===== Material provided =====

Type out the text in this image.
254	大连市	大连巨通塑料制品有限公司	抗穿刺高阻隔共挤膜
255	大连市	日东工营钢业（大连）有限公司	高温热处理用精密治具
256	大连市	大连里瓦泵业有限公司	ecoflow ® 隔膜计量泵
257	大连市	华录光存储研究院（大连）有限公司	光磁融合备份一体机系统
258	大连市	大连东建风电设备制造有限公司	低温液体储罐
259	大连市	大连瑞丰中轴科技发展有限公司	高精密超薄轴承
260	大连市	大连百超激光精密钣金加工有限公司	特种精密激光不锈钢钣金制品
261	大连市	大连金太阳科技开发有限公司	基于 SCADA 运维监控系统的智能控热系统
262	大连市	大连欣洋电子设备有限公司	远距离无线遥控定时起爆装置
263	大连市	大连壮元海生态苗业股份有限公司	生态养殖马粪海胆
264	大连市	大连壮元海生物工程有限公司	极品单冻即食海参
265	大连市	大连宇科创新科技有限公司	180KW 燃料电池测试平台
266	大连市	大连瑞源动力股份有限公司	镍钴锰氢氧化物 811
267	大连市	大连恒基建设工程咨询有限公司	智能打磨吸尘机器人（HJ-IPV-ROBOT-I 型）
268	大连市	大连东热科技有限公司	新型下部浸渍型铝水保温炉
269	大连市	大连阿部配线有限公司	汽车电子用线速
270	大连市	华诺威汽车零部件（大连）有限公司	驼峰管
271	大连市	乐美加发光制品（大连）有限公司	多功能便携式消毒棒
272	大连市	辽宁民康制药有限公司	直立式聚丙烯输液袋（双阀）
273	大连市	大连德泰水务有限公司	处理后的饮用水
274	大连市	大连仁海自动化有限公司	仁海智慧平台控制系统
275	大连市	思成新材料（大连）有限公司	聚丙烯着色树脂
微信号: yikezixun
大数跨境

=====

• _Direction_:
Return the listing above in full, character for character.

• _Output for this exercise_:
Type out the text in this image.
254	大连市	大连巨通塑料制品有限公司	抗穿刺高阻隔共挤膜
255	大连市	日东工营钢业（大连）有限公司	高温热处理用精密治具
256	大连市	大连里瓦泵业有限公司	ecoflow ® 隔膜计量泵
257	大连市	华录光存储研究院（大连）有限公司	光磁融合备份一体机系统
258	大连市	大连东建风电设备制造有限公司	低温液体储罐
259	大连市	大连瑞丰中轴科技发展有限公司	高精密超薄轴承
260	大连市	大连百超激光精密钣金加工有限公司	特种精密激光不锈钢钣金制品
261	大连市	大连金太阳科技开发有限公司	基于 SCADA 运维监控系统的智能控热系统
262	大连市	大连欣洋电子设备有限公司	远距离无线遥控定时起爆装置
263	大连市	大连壮元海生态苗业股份有限公司	生态养殖马粪海胆
264	大连市	大连壮元海生物工程有限公司	极品单冻即食海参
265	大连市	大连宇科创新科技有限公司	180KW 燃料电池测试平台
266	大连市	大连瑞源动力股份有限公司	镍钴锰氢氧化物 811
267	大连市	大连恒基建设工程咨询有限公司	智能打磨吸尘机器人（HJ-IPV-ROBOT-I 型）
268	大连市	大连东热科技有限公司	新型下部浸渍型铝水保温炉
269	大连市	大连阿部配线有限公司	汽车电子用线速
270	大连市	华诺威汽车零部件（大连）有限公司	驼峰管
271	大连市	乐美加发光制品（大连）有限公司	多功能便携式消毒棒
272	大连市	辽宁民康制药有限公司	直立式聚丙烯输液袋（双阀）
273	大连市	大连德泰水务有限公司	处理后的饮用水
274	大连市	大连仁海自动化有限公司	仁海智慧平台控制系统
275	大连市	思成新材料（大连）有限公司	聚丙烯着色树脂
微信号: yikezixun
大数跨境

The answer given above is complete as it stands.